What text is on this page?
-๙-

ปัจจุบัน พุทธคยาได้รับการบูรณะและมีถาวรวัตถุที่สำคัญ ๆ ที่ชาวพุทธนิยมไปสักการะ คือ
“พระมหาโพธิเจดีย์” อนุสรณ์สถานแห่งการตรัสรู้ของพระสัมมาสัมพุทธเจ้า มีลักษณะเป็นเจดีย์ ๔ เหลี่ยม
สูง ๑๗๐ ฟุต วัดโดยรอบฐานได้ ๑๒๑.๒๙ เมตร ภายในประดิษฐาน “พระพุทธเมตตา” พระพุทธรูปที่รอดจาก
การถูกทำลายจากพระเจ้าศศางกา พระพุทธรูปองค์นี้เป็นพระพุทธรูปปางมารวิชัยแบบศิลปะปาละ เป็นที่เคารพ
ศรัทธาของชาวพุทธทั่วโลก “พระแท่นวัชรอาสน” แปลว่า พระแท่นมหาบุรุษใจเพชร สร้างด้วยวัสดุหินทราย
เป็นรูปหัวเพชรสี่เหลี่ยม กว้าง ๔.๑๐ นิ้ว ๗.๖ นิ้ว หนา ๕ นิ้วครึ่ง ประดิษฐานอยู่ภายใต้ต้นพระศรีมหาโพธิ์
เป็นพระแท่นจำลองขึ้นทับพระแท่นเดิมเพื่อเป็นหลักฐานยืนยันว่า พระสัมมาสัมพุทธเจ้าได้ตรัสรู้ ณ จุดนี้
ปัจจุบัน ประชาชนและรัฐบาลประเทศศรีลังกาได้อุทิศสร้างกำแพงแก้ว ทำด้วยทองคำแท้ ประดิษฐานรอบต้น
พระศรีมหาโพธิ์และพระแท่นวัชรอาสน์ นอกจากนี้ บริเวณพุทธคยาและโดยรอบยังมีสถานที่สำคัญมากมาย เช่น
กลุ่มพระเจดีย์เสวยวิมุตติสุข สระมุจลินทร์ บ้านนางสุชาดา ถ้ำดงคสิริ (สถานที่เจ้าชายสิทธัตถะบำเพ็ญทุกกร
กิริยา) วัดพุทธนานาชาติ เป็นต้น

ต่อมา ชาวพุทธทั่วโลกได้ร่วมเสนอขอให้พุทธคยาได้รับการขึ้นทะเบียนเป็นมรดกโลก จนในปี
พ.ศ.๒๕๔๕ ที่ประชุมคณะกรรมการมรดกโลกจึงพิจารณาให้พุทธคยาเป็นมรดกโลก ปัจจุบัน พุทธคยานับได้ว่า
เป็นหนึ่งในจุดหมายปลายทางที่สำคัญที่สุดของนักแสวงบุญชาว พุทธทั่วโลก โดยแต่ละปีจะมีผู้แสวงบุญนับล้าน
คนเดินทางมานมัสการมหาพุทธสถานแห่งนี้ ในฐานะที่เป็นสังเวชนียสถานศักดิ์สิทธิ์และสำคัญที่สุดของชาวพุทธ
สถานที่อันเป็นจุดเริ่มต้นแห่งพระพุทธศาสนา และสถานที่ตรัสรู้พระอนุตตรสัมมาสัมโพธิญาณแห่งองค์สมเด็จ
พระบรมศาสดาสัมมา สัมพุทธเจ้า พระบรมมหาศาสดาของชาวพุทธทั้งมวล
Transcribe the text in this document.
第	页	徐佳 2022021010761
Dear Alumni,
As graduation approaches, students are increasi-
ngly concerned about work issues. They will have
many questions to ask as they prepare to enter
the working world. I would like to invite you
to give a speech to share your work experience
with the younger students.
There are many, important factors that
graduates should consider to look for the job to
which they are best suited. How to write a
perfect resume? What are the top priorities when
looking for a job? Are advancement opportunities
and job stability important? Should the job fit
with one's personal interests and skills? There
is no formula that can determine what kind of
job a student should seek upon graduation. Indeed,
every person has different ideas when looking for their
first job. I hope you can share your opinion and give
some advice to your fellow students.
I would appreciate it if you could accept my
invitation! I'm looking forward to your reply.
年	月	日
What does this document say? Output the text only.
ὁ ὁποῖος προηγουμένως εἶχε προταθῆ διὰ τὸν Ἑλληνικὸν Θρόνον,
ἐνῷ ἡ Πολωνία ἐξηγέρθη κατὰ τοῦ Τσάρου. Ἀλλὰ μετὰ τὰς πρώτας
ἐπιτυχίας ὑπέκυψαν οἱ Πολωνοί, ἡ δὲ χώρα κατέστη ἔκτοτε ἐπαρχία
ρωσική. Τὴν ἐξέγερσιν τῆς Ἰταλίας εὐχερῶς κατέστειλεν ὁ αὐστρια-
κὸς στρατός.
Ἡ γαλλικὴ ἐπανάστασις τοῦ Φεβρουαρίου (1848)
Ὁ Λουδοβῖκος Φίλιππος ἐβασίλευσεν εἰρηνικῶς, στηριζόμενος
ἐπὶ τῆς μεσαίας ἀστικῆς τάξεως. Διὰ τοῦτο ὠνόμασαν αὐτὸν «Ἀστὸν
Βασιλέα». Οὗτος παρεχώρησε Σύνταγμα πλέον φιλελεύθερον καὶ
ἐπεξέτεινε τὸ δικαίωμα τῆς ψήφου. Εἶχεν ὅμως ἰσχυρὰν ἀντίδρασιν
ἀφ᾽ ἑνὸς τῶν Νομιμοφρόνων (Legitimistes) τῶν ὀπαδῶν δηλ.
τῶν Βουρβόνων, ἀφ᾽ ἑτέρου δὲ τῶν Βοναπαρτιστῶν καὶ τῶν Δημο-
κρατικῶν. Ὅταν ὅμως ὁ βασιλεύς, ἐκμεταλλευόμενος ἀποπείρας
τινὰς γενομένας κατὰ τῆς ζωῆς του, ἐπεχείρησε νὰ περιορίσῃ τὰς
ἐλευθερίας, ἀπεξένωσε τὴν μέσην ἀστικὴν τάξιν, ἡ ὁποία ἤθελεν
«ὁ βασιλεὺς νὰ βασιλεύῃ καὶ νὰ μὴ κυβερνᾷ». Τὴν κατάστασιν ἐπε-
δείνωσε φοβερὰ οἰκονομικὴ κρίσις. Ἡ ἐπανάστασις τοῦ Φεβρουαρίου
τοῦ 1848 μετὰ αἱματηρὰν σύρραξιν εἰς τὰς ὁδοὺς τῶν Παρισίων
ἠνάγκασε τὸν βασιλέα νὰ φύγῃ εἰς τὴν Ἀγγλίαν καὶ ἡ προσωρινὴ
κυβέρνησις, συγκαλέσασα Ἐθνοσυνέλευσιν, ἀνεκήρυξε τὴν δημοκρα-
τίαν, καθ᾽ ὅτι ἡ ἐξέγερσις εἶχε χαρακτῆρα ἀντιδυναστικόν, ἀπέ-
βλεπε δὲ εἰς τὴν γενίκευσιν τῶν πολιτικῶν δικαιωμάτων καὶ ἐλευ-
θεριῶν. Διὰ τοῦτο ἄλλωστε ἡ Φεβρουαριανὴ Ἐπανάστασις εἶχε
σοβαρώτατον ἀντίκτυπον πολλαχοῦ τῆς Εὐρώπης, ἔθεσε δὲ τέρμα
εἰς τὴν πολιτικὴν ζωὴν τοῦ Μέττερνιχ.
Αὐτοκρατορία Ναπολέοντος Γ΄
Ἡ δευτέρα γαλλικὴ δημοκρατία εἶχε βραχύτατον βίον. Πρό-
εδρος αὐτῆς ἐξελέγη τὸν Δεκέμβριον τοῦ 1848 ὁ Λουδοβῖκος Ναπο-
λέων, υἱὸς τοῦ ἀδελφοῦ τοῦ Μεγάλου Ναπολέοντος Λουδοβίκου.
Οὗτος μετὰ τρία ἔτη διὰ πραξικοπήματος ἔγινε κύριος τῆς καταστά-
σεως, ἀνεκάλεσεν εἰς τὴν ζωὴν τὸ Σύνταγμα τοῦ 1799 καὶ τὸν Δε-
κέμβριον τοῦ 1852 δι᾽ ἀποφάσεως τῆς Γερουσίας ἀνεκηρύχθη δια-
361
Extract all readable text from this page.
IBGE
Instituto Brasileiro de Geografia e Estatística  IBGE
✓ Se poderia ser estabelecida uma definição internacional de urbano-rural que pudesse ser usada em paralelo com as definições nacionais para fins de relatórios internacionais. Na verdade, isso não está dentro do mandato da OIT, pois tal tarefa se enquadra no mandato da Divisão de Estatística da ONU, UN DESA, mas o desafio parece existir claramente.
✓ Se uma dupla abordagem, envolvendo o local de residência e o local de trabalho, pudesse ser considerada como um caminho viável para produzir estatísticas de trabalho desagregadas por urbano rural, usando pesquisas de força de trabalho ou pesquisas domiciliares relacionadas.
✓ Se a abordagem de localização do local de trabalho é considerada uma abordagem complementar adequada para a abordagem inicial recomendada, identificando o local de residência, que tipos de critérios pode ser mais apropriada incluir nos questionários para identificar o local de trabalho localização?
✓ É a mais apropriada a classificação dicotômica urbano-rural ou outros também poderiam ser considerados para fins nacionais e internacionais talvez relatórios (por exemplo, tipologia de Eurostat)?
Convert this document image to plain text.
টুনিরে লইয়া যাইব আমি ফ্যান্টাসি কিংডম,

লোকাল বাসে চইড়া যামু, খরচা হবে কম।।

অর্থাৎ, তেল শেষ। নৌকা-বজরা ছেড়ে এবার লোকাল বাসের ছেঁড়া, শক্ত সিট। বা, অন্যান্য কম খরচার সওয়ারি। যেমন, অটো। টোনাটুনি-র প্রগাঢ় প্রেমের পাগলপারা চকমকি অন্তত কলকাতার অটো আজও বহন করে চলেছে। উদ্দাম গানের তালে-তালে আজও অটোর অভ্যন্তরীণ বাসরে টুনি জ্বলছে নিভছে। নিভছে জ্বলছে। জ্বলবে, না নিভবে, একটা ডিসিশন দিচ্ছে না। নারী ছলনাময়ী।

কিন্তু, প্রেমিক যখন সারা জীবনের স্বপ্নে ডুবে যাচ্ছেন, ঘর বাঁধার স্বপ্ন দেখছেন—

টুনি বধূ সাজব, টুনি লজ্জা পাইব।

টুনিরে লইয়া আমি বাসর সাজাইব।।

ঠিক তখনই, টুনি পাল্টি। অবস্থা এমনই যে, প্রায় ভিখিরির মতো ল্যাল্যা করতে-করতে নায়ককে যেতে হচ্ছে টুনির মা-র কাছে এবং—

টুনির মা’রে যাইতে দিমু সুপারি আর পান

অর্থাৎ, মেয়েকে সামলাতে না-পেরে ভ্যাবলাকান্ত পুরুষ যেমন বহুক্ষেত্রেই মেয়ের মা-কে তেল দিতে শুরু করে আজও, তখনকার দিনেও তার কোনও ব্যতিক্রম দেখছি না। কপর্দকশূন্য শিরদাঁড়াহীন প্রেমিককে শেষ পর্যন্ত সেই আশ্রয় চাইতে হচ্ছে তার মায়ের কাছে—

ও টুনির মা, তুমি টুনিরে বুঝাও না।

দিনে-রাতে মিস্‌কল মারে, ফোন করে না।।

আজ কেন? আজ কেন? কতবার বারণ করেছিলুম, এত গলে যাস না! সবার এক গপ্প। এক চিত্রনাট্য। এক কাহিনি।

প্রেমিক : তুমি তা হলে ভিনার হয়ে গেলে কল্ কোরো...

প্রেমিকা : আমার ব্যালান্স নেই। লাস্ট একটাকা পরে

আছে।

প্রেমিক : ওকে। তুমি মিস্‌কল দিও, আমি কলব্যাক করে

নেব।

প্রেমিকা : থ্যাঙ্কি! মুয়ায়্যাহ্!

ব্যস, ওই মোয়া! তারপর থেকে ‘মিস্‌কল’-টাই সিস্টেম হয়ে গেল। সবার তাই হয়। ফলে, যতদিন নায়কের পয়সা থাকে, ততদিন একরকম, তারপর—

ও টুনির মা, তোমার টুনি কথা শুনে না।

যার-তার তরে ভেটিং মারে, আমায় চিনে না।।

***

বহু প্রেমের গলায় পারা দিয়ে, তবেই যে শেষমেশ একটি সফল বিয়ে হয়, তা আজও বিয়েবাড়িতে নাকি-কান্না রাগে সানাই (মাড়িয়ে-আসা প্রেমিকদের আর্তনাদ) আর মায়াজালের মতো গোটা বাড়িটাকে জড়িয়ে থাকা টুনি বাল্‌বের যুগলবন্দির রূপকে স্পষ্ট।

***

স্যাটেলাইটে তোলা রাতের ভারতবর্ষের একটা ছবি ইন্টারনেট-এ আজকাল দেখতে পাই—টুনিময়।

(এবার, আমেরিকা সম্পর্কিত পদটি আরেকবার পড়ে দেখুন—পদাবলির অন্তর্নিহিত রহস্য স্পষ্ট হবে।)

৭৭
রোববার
• • • • • • •
Your goal: Report only the number of lines in the listing that contain the word "นมรดกโลก".

Task answer: 2